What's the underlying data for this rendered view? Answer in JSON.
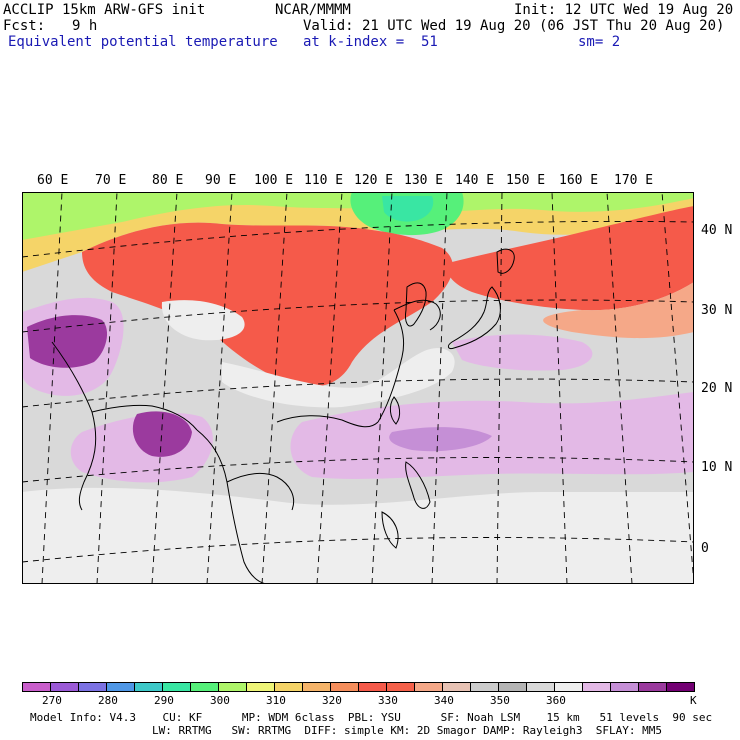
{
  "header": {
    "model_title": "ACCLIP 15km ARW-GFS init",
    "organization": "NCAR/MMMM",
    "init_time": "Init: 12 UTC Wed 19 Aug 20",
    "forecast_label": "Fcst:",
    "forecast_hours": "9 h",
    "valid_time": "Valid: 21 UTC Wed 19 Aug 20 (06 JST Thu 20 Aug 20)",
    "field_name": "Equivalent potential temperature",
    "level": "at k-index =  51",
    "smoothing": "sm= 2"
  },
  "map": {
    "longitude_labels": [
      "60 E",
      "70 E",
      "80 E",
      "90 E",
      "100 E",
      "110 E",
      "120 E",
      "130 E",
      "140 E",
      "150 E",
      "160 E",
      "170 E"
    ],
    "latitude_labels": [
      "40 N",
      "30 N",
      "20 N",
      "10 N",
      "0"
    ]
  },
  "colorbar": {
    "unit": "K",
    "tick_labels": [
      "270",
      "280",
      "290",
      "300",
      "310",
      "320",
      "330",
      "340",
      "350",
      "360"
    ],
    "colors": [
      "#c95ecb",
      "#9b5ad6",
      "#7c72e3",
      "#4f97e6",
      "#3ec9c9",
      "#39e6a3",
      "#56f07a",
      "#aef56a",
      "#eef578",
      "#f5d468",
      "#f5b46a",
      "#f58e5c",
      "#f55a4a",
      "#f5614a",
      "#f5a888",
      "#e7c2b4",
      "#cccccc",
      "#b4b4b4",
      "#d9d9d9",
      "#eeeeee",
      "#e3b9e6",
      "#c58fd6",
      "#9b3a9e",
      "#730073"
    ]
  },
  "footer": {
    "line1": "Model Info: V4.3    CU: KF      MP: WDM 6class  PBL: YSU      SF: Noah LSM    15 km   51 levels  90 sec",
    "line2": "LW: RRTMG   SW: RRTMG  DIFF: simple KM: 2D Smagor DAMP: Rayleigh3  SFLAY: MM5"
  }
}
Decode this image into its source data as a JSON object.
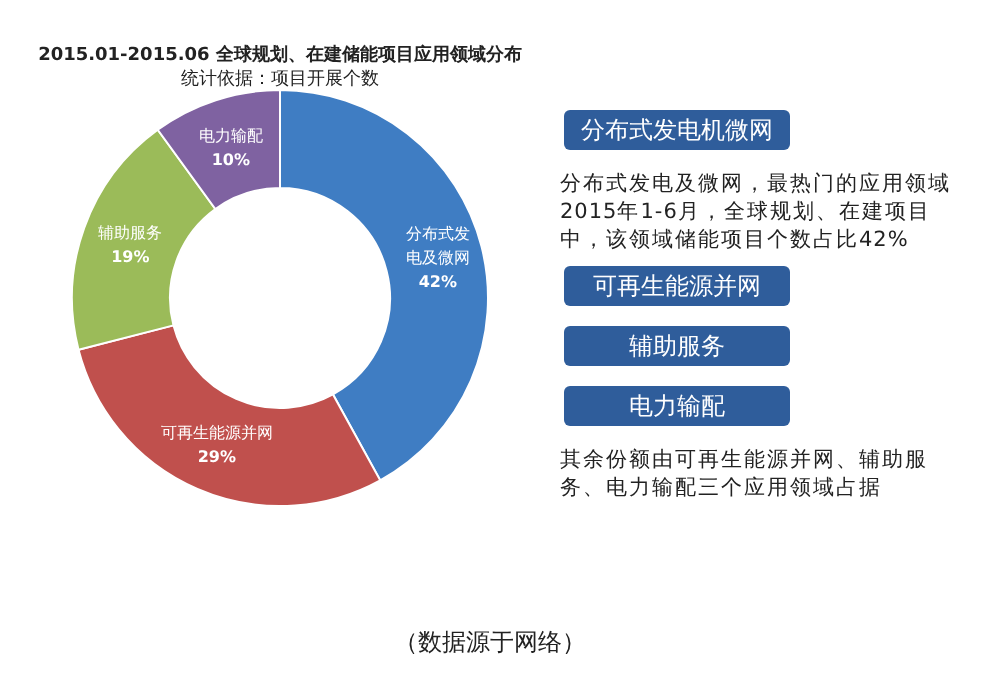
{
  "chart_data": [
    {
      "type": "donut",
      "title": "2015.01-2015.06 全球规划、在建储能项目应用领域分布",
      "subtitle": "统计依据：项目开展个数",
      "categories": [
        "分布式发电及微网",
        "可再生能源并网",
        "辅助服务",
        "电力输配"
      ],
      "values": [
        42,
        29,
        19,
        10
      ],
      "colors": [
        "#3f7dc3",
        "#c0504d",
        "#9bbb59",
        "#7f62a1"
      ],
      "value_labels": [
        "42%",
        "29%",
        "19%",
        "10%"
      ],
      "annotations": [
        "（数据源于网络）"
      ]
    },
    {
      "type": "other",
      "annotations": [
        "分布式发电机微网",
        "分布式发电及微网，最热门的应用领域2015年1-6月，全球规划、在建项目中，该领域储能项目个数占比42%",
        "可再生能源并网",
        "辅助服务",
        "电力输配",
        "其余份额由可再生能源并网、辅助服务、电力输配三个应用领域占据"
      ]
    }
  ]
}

...

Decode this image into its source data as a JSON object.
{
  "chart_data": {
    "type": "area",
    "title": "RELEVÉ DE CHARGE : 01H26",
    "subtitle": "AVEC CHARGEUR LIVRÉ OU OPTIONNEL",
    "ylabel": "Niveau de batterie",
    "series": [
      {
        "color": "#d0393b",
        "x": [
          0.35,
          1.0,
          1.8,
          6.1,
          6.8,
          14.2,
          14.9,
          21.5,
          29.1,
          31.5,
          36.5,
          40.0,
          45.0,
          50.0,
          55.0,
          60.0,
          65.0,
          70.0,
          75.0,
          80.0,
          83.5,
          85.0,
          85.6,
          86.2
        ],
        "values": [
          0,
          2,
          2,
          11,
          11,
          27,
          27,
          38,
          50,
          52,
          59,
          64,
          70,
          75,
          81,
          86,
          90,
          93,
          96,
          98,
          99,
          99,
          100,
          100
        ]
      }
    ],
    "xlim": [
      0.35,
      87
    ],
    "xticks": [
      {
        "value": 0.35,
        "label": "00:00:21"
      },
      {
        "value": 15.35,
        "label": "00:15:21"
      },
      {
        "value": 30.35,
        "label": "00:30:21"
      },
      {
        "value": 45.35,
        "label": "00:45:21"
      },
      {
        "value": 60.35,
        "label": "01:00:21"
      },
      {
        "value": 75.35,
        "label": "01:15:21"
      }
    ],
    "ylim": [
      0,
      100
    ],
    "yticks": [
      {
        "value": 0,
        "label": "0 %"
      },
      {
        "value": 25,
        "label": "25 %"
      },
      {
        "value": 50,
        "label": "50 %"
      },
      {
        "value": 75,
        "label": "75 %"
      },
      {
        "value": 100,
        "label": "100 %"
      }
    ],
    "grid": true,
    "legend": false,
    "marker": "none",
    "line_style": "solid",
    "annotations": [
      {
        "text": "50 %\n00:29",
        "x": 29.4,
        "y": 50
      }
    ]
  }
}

...

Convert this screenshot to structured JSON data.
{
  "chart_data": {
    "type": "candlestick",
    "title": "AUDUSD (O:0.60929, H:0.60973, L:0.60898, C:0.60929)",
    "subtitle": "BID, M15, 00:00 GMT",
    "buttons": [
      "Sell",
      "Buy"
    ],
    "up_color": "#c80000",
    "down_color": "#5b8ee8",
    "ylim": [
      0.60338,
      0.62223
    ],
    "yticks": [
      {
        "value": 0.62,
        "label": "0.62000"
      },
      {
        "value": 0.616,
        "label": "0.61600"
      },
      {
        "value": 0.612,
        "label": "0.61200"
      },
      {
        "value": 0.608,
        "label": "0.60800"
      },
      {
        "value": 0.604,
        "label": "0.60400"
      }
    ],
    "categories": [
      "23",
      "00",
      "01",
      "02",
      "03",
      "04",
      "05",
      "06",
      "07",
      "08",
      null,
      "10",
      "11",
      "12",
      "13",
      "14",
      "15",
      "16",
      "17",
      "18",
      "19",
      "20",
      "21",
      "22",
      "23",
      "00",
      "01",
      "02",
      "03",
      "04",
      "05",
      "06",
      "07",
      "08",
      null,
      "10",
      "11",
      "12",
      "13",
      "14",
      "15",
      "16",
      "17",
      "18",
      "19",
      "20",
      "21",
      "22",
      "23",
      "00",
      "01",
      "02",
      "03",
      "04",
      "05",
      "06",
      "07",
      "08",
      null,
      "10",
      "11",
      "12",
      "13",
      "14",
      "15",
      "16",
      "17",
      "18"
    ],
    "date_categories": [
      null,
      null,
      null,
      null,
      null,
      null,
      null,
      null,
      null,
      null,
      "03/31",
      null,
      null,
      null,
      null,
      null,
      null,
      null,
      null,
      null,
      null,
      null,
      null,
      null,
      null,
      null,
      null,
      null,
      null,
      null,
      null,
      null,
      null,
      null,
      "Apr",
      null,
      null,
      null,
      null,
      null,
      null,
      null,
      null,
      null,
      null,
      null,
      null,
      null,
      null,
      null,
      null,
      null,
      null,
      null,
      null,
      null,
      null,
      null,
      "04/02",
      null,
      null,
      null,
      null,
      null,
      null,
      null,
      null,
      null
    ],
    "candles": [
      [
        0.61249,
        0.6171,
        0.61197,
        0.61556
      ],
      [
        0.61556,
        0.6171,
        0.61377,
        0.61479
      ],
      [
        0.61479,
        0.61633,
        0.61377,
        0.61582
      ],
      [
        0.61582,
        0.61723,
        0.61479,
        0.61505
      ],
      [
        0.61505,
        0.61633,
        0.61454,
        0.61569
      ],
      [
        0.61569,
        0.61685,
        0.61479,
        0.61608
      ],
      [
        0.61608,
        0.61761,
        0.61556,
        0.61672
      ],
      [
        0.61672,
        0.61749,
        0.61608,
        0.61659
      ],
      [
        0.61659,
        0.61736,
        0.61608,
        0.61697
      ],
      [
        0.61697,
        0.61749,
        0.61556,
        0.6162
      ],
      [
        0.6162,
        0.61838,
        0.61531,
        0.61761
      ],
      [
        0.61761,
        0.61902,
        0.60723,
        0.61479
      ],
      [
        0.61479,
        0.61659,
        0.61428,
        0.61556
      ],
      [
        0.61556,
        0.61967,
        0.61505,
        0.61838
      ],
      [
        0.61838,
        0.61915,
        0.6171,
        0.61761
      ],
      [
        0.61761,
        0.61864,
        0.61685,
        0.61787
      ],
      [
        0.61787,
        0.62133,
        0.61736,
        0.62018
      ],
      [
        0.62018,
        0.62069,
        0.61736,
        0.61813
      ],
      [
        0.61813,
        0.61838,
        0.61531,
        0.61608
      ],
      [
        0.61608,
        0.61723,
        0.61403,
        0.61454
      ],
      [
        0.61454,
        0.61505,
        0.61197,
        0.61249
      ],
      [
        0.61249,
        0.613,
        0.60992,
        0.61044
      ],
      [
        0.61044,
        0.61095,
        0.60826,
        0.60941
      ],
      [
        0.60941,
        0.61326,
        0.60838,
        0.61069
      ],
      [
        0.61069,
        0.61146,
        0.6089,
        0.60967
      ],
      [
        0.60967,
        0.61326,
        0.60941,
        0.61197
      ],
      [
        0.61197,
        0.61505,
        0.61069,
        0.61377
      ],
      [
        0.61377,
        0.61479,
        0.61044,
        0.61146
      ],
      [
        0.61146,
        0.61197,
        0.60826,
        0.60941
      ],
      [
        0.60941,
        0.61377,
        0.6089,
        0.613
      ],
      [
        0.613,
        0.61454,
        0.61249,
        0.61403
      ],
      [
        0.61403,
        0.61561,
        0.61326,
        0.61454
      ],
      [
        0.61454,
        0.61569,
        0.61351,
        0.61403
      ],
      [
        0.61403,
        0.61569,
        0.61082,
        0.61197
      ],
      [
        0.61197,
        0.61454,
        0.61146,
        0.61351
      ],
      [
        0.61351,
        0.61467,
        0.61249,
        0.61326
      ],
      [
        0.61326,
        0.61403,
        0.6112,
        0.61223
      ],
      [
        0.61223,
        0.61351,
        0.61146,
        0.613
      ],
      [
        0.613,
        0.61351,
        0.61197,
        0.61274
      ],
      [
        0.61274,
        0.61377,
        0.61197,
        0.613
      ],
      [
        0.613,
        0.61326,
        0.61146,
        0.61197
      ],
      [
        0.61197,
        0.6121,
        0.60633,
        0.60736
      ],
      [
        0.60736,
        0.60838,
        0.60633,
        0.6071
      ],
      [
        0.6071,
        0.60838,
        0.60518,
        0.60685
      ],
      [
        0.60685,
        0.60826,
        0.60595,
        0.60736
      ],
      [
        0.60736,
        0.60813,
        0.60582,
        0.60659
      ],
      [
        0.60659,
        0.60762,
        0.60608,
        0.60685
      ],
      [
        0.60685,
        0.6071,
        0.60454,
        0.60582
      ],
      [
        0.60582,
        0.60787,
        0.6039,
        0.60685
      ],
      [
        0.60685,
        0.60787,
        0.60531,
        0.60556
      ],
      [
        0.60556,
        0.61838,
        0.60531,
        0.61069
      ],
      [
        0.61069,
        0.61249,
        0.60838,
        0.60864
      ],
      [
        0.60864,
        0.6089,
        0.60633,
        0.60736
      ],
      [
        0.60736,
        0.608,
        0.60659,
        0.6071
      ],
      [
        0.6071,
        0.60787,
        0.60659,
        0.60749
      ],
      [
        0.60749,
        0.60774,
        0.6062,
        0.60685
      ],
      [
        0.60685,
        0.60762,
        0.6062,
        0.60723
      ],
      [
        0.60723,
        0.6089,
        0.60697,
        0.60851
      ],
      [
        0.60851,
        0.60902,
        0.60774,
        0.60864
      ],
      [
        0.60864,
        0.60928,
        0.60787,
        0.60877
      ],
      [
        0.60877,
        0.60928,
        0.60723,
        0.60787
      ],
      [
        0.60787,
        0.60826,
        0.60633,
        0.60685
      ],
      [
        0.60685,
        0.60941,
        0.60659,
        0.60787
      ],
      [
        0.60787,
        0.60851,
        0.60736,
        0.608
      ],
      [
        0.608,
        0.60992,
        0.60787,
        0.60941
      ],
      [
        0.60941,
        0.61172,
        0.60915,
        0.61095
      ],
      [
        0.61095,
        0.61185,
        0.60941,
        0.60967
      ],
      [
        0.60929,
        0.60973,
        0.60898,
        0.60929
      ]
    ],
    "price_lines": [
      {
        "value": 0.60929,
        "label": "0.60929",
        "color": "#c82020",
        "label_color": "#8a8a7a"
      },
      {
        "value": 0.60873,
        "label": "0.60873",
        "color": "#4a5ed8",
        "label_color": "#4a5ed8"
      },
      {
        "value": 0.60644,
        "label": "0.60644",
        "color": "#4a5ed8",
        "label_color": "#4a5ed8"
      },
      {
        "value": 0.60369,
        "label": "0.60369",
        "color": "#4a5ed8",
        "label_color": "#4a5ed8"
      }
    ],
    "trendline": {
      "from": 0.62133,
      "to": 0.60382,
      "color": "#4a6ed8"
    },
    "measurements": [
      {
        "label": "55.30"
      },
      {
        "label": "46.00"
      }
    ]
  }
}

WORK INSTRUCTIONS:
For the listing above, identify each line bearing "JSON".

THE ANSWER:
What's the underlying data for this rendered view? Answer in JSON.
Decode this image into its source data as a JSON object.
Decode this image into its source data as a JSON object.
Convert this screenshot to structured JSON data.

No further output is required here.